--- START OF Data supplied ---

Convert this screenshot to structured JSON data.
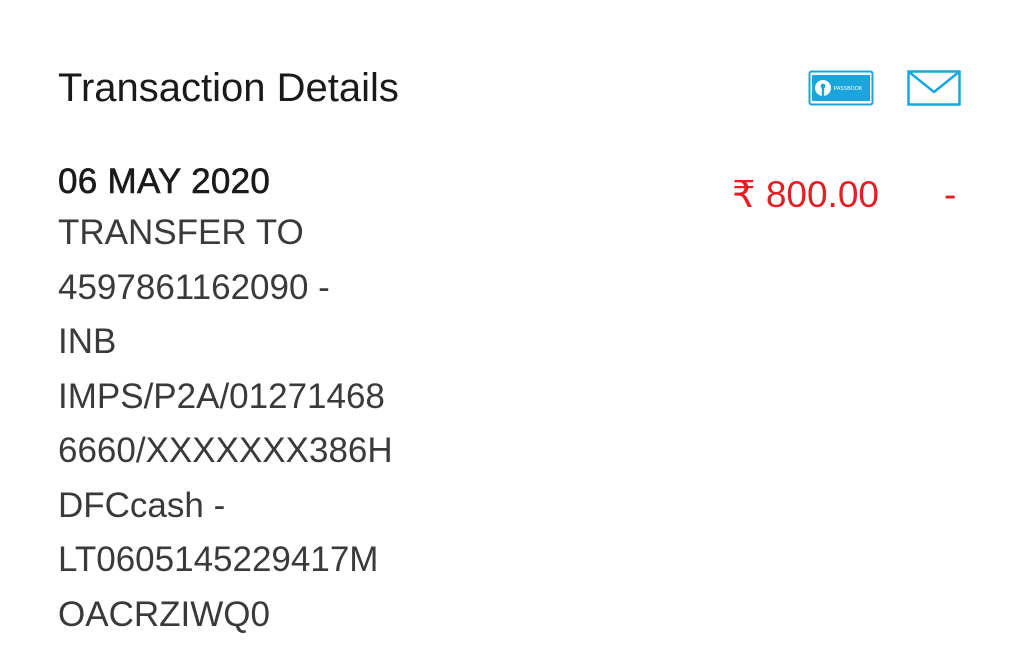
{
  "header": {
    "title": "Transaction Details",
    "passbook_icon_text": "PASSBOOK",
    "accent_color": "#1aa6dc"
  },
  "transaction": {
    "date": "06 MAY 2020",
    "description_lines": [
      "TRANSFER TO",
      "4597861162090 -",
      "INB",
      "IMPS/P2A/01271468",
      "6660/XXXXXXX386H",
      "DFCcash -",
      "LT0605145229417M",
      "OACRZIWQ0"
    ],
    "amount": "₹ 800.00",
    "type_marker": "-",
    "amount_color": "#e31e24"
  }
}
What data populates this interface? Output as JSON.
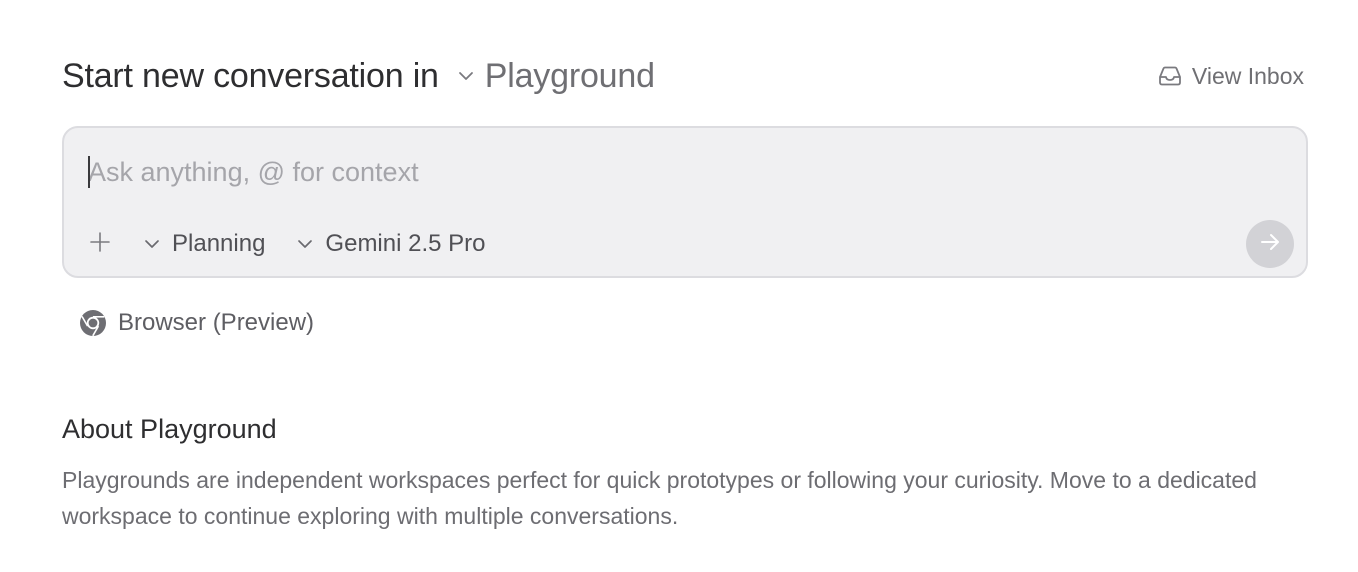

--- END OF Data supplied ---

• _Instruction_:
Print the records above exactly as they stand, but leave out the pictures.

• _Answer in full_:
Convert this screenshot to structured JSON data.
{
  "header": {
    "title": "Transaction Details",
    "passbook_icon_text": "PASSBOOK",
    "accent_color": "#1aa6dc"
  },
  "transaction": {
    "date": "06 MAY 2020",
    "description_lines": [
      "TRANSFER TO",
      "4597861162090 -",
      "INB",
      "IMPS/P2A/01271468",
      "6660/XXXXXXX386H",
      "DFCcash -",
      "LT0605145229417M",
      "OACRZIWQ0"
    ],
    "amount": "₹ 800.00",
    "type_marker": "-",
    "amount_color": "#e31e24"
  }
}
What data populates this interface? Output as JSON.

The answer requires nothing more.